> Supplied passage
▼
3. Felons can’t vote, and based on the state that restriction may be temporary or permanent. Criminalizing abortion is yet another way to suppress the vote, chipping away at voters’ rights protections which were already feeble to begin with. It strips women of their agency to have a voice in the legislation that effects them which is exponentially detrimental to the theft of more of their rights.

4. To those people who prioritize individual liberties over 'big government’ federal power/jurisdiction as an rationale to opposing Roe v Wade: What TF do you think bodily autonomy is?! Without bodily autonomy, how can you have individual liberty?

5. Justice Alito’s comments in the leaked Dobbs v Jackson opinion which undermines Roe v Wade are “these are not rights that are deep rooted in history.” This opens the door to 'Constitutional loyalists/originalists’ to radically interpret the Constitution to fit personal political bias by eroding any/all modern human rights that their political ideology takes offense to. Like marriage equality. If you think they won’t, if you think word choice is just coincidental, then you aren’t paying enough attention.
▲
> What to work on
1 – Print the part of the Roe v Wade passage between "4. To those" and "paying enough attention.", inclusive, with its wording unchanged.
2 – In the Roe v Wade passage, find every term made of two words joined by a slash, and list them.
3 – Resume the Roe v Wade passage after its final sentence and carry it further.

> Listed entries
▼
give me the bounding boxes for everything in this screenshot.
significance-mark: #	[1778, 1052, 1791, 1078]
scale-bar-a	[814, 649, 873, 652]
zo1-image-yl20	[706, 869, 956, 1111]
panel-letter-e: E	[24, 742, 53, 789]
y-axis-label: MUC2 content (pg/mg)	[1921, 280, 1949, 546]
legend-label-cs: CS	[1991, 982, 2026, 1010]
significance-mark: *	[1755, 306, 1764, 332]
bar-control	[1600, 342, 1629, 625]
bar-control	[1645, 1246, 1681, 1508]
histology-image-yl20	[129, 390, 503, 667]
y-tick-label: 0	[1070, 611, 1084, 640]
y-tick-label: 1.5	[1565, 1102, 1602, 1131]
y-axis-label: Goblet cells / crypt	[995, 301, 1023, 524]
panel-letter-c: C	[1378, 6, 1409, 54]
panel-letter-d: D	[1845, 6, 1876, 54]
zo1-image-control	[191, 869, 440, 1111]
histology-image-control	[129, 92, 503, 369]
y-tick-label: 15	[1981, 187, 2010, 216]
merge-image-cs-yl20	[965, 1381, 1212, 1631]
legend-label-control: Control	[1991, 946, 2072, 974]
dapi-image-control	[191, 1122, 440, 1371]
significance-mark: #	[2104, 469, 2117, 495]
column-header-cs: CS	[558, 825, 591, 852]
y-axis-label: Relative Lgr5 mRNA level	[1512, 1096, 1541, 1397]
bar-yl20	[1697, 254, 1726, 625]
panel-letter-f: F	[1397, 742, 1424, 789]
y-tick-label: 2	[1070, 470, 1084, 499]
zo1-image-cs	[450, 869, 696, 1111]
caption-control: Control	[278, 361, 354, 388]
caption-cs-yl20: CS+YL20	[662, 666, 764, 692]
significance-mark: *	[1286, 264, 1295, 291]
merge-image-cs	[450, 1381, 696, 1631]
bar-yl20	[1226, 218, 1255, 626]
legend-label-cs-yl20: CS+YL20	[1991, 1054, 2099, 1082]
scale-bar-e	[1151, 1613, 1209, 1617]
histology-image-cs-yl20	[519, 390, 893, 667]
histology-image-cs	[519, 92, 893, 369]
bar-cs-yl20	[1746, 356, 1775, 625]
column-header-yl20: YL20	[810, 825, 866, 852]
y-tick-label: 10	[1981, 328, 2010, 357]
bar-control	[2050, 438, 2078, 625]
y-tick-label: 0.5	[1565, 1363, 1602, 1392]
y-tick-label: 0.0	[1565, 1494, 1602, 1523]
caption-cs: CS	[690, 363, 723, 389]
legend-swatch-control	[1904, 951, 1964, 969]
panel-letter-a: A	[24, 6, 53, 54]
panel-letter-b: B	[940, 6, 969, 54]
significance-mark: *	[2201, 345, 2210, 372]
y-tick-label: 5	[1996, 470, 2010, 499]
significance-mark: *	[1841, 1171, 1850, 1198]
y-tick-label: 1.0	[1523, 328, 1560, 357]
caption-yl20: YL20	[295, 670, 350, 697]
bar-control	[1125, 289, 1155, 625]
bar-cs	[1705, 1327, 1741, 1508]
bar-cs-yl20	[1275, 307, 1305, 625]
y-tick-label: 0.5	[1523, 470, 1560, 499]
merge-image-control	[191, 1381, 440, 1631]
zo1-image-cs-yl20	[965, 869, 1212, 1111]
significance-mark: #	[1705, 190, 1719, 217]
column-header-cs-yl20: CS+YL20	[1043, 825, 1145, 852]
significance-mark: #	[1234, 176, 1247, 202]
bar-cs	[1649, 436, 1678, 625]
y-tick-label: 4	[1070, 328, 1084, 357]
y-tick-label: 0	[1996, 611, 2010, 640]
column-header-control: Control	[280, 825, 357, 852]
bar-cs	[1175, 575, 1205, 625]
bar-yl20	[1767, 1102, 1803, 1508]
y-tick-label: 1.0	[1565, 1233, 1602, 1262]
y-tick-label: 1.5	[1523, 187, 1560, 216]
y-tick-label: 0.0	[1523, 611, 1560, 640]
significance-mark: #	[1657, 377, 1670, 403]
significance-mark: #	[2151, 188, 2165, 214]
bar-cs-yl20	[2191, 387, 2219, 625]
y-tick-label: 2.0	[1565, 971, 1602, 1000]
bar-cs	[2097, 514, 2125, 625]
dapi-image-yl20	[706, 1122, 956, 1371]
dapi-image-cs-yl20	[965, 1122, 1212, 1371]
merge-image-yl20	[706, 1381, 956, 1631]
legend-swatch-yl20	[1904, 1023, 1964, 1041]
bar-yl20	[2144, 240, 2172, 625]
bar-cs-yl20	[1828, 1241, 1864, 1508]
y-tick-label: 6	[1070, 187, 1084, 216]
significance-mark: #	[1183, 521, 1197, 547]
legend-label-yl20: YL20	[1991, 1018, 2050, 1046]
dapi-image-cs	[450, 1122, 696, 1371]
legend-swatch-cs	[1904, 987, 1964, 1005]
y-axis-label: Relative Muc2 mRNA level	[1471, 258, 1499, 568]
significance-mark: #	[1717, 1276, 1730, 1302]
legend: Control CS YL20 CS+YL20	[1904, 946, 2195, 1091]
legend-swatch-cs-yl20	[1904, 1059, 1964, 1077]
▲
> Answers to the exercise
1 –
4. To those people who prioritize individual liberties over 'big government’ federal power/jurisdiction as an rationale to opposing Roe v Wade: What TF do you think bodily autonomy is?! Without bodily autonomy, how can you have individual liberty?

5. Justice Alito’s comments in the leaked Dobbs v Jackson opinion which undermines Roe v Wade are “these are not rights that are deep rooted in history.” This opens the door to 'Constitutional loyalists/originalists’ to radically interpret the Constitution to fit personal political bias by eroding any/all modern human rights that their political ideology takes offense to. Like marriage equality. If you think they won’t, if you think word choice is just coincidental, then you aren’t paying enough attention.

2 –
power/jurisdiction
loyalists/originalists
any/all

3 –
6. You cannot look at the states’ prohibitive legislation toward legal and safe abortion, yet without access to affordable childcare, family planning, lack of universal healthcare in the face of life-altering childbirth and hospitalization expenses, dramatically undercut welfare programs — on the cycle of systemic violence toward women and children goes — as anything other than a class war attack on the working class, indebted, and impoverished.

7. With this impending backslide in the high court, I look at the balancing branch of Congress with a fair amount of anger and contempt for Republican and Democratic self-serving representatives alike.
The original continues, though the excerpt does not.